/---
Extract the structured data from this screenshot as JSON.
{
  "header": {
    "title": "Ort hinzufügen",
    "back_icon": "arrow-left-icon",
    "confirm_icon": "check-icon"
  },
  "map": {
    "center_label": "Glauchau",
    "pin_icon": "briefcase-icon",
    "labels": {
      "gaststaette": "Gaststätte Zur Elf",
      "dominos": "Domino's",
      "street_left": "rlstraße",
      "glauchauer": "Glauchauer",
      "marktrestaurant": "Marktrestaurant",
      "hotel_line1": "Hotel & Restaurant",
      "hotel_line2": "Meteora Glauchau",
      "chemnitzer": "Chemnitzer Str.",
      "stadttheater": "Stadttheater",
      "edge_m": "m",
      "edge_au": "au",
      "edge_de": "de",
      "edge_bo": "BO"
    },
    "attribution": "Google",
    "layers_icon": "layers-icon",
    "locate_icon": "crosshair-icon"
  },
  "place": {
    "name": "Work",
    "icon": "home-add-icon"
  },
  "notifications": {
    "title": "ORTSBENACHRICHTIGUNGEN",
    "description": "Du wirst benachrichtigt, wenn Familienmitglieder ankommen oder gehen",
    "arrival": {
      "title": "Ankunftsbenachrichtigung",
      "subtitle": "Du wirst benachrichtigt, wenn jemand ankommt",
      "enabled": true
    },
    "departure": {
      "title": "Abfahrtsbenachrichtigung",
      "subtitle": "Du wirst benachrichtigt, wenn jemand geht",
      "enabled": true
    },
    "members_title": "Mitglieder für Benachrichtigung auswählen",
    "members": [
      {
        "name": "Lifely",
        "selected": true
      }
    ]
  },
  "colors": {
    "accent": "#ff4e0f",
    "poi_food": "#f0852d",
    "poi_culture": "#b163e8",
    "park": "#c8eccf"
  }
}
\---
Output every record above exactly as it appears.

Extract the structured data from this screenshot as JSON.
{
  "header": {
    "title": "Ort hinzufügen",
    "back_icon": "arrow-left-icon",
    "confirm_icon": "check-icon"
  },
  "map": {
    "center_label": "Glauchau",
    "pin_icon": "briefcase-icon",
    "labels": {
      "gaststaette": "Gaststätte Zur Elf",
      "dominos": "Domino's",
      "street_left": "rlstraße",
      "glauchauer": "Glauchauer",
      "marktrestaurant": "Marktrestaurant",
      "hotel_line1": "Hotel & Restaurant",
      "hotel_line2": "Meteora Glauchau",
      "chemnitzer": "Chemnitzer Str.",
      "stadttheater": "Stadttheater",
      "edge_m": "m",
      "edge_au": "au",
      "edge_de": "de",
      "edge_bo": "BO"
    },
    "attribution": "Google",
    "layers_icon": "layers-icon",
    "locate_icon": "crosshair-icon"
  },
  "place": {
    "name": "Work",
    "icon": "home-add-icon"
  },
  "notifications": {
    "title": "ORTSBENACHRICHTIGUNGEN",
    "description": "Du wirst benachrichtigt, wenn Familienmitglieder ankommen oder gehen",
    "arrival": {
      "title": "Ankunftsbenachrichtigung",
      "subtitle": "Du wirst benachrichtigt, wenn jemand ankommt",
      "enabled": true
    },
    "departure": {
      "title": "Abfahrtsbenachrichtigung",
      "subtitle": "Du wirst benachrichtigt, wenn jemand geht",
      "enabled": true
    },
    "members_title": "Mitglieder für Benachrichtigung auswählen",
    "members": [
      {
        "name": "Lifely",
        "selected": true
      }
    ]
  },
  "colors": {
    "accent": "#ff4e0f",
    "poi_food": "#f0852d",
    "poi_culture": "#b163e8",
    "park": "#c8eccf"
  }
}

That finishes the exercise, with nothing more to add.